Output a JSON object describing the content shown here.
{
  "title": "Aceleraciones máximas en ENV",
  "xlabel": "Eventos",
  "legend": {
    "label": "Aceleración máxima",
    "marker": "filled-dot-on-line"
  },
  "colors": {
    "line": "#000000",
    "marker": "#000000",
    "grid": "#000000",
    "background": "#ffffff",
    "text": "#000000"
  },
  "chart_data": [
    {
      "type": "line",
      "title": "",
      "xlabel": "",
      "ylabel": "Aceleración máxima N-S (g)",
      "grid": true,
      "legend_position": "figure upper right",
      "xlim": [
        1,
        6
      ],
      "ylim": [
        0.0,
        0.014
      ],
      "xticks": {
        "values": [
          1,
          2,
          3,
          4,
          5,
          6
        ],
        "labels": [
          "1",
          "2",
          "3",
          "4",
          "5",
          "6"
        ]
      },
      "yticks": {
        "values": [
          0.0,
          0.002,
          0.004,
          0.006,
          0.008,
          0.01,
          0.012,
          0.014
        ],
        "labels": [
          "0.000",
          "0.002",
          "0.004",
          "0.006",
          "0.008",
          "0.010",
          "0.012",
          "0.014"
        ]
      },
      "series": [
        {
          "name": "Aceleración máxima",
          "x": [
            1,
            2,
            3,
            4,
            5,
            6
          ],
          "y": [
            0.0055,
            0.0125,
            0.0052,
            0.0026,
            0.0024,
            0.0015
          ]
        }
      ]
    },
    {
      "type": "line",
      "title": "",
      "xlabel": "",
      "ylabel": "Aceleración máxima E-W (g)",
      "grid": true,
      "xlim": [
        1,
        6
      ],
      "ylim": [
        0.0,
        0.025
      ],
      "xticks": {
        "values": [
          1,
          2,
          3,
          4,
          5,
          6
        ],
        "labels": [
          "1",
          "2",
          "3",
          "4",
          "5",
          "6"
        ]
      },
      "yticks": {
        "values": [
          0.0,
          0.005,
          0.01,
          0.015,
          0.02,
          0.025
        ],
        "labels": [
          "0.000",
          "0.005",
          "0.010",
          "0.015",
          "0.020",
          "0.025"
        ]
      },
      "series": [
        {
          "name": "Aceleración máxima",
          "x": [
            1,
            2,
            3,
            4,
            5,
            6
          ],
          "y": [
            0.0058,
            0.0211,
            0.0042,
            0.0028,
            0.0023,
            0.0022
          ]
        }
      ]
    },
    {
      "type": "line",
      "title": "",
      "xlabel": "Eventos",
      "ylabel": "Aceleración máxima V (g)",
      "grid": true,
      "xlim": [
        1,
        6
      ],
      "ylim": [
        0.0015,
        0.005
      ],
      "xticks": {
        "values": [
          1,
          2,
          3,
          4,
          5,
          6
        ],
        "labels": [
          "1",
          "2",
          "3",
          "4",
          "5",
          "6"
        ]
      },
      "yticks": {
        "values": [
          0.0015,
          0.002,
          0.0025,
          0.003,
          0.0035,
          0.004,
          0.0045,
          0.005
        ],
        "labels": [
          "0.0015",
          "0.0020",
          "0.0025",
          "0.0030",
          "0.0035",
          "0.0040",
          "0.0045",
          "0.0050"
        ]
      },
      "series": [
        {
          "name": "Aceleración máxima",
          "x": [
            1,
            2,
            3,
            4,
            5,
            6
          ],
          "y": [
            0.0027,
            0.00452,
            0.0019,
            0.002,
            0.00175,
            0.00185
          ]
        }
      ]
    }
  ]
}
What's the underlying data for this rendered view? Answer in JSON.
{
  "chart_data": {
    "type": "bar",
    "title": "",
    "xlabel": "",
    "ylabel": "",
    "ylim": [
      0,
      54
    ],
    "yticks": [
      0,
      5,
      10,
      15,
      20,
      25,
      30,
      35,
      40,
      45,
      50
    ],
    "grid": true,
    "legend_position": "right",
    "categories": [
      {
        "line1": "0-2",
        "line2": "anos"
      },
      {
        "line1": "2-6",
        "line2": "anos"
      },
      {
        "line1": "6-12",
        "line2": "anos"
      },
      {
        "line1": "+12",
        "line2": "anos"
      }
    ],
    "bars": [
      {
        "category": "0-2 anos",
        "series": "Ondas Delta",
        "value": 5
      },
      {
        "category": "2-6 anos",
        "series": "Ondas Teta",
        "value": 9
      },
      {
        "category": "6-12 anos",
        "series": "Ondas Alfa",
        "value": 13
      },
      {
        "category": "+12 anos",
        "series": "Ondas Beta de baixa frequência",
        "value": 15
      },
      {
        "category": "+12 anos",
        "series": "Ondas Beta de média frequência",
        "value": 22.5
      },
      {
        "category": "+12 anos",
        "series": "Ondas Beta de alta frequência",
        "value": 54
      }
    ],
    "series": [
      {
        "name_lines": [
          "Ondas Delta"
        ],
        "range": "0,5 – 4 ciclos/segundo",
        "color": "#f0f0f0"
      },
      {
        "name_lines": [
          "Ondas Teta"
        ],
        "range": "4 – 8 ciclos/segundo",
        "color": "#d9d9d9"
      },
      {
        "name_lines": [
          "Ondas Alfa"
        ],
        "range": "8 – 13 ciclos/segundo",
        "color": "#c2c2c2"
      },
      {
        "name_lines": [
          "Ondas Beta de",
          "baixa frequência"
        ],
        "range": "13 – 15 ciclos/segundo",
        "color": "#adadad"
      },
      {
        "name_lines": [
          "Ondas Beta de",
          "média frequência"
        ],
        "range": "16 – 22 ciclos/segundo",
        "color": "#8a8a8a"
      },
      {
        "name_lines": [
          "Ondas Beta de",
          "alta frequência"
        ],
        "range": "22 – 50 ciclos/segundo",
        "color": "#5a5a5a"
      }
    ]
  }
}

Required work: Retype the records in full. Keep every line identical to the original.

Solution:
Output a JSON object describing the content shown here.
{
  "title": "Aceleraciones máximas en ENV",
  "xlabel": "Eventos",
  "legend": {
    "label": "Aceleración máxima",
    "marker": "filled-dot-on-line"
  },
  "colors": {
    "line": "#000000",
    "marker": "#000000",
    "grid": "#000000",
    "background": "#ffffff",
    "text": "#000000"
  },
  "chart_data": [
    {
      "type": "line",
      "title": "",
      "xlabel": "",
      "ylabel": "Aceleración máxima N-S (g)",
      "grid": true,
      "legend_position": "figure upper right",
      "xlim": [
        1,
        6
      ],
      "ylim": [
        0.0,
        0.014
      ],
      "xticks": {
        "values": [
          1,
          2,
          3,
          4,
          5,
          6
        ],
        "labels": [
          "1",
          "2",
          "3",
          "4",
          "5",
          "6"
        ]
      },
      "yticks": {
        "values": [
          0.0,
          0.002,
          0.004,
          0.006,
          0.008,
          0.01,
          0.012,
          0.014
        ],
        "labels": [
          "0.000",
          "0.002",
          "0.004",
          "0.006",
          "0.008",
          "0.010",
          "0.012",
          "0.014"
        ]
      },
      "series": [
        {
          "name": "Aceleración máxima",
          "x": [
            1,
            2,
            3,
            4,
            5,
            6
          ],
          "y": [
            0.0055,
            0.0125,
            0.0052,
            0.0026,
            0.0024,
            0.0015
          ]
        }
      ]
    },
    {
      "type": "line",
      "title": "",
      "xlabel": "",
      "ylabel": "Aceleración máxima E-W (g)",
      "grid": true,
      "xlim": [
        1,
        6
      ],
      "ylim": [
        0.0,
        0.025
      ],
      "xticks": {
        "values": [
          1,
          2,
          3,
          4,
          5,
          6
        ],
        "labels": [
          "1",
          "2",
          "3",
          "4",
          "5",
          "6"
        ]
      },
      "yticks": {
        "values": [
          0.0,
          0.005,
          0.01,
          0.015,
          0.02,
          0.025
        ],
        "labels": [
          "0.000",
          "0.005",
          "0.010",
          "0.015",
          "0.020",
          "0.025"
        ]
      },
      "series": [
        {
          "name": "Aceleración máxima",
          "x": [
            1,
            2,
            3,
            4,
            5,
            6
          ],
          "y": [
            0.0058,
            0.0211,
            0.0042,
            0.0028,
            0.0023,
            0.0022
          ]
        }
      ]
    },
    {
      "type": "line",
      "title": "",
      "xlabel": "Eventos",
      "ylabel": "Aceleración máxima V (g)",
      "grid": true,
      "xlim": [
        1,
        6
      ],
      "ylim": [
        0.0015,
        0.005
      ],
      "xticks": {
        "values": [
          1,
          2,
          3,
          4,
          5,
          6
        ],
        "labels": [
          "1",
          "2",
          "3",
          "4",
          "5",
          "6"
        ]
      },
      "yticks": {
        "values": [
          0.0015,
          0.002,
          0.0025,
          0.003,
          0.0035,
          0.004,
          0.0045,
          0.005
        ],
        "labels": [
          "0.0015",
          "0.0020",
          "0.0025",
          "0.0030",
          "0.0035",
          "0.0040",
          "0.0045",
          "0.0050"
        ]
      },
      "series": [
        {
          "name": "Aceleración máxima",
          "x": [
            1,
            2,
            3,
            4,
            5,
            6
          ],
          "y": [
            0.0027,
            0.00452,
            0.0019,
            0.002,
            0.00175,
            0.00185
          ]
        }
      ]
    }
  ]
}
What's the underlying data for this rendered view? Answer in JSON.
{
  "chart_data": {
    "type": "bar",
    "title": "",
    "xlabel": "",
    "ylabel": "",
    "ylim": [
      0,
      54
    ],
    "yticks": [
      0,
      5,
      10,
      15,
      20,
      25,
      30,
      35,
      40,
      45,
      50
    ],
    "grid": true,
    "legend_position": "right",
    "categories": [
      {
        "line1": "0-2",
        "line2": "anos"
      },
      {
        "line1": "2-6",
        "line2": "anos"
      },
      {
        "line1": "6-12",
        "line2": "anos"
      },
      {
        "line1": "+12",
        "line2": "anos"
      }
    ],
    "bars": [
      {
        "category": "0-2 anos",
        "series": "Ondas Delta",
        "value": 5
      },
      {
        "category": "2-6 anos",
        "series": "Ondas Teta",
        "value": 9
      },
      {
        "category": "6-12 anos",
        "series": "Ondas Alfa",
        "value": 13
      },
      {
        "category": "+12 anos",
        "series": "Ondas Beta de baixa frequência",
        "value": 15
      },
      {
        "category": "+12 anos",
        "series": "Ondas Beta de média frequência",
        "value": 22.5
      },
      {
        "category": "+12 anos",
        "series": "Ondas Beta de alta frequência",
        "value": 54
      }
    ],
    "series": [
      {
        "name_lines": [
          "Ondas Delta"
        ],
        "range": "0,5 – 4 ciclos/segundo",
        "color": "#f0f0f0"
      },
      {
        "name_lines": [
          "Ondas Teta"
        ],
        "range": "4 – 8 ciclos/segundo",
        "color": "#d9d9d9"
      },
      {
        "name_lines": [
          "Ondas Alfa"
        ],
        "range": "8 – 13 ciclos/segundo",
        "color": "#c2c2c2"
      },
      {
        "name_lines": [
          "Ondas Beta de",
          "baixa frequência"
        ],
        "range": "13 – 15 ciclos/segundo",
        "color": "#adadad"
      },
      {
        "name_lines": [
          "Ondas Beta de",
          "média frequência"
        ],
        "range": "16 – 22 ciclos/segundo",
        "color": "#8a8a8a"
      },
      {
        "name_lines": [
          "Ondas Beta de",
          "alta frequência"
        ],
        "range": "22 – 50 ciclos/segundo",
        "color": "#5a5a5a"
      }
    ]
  }
}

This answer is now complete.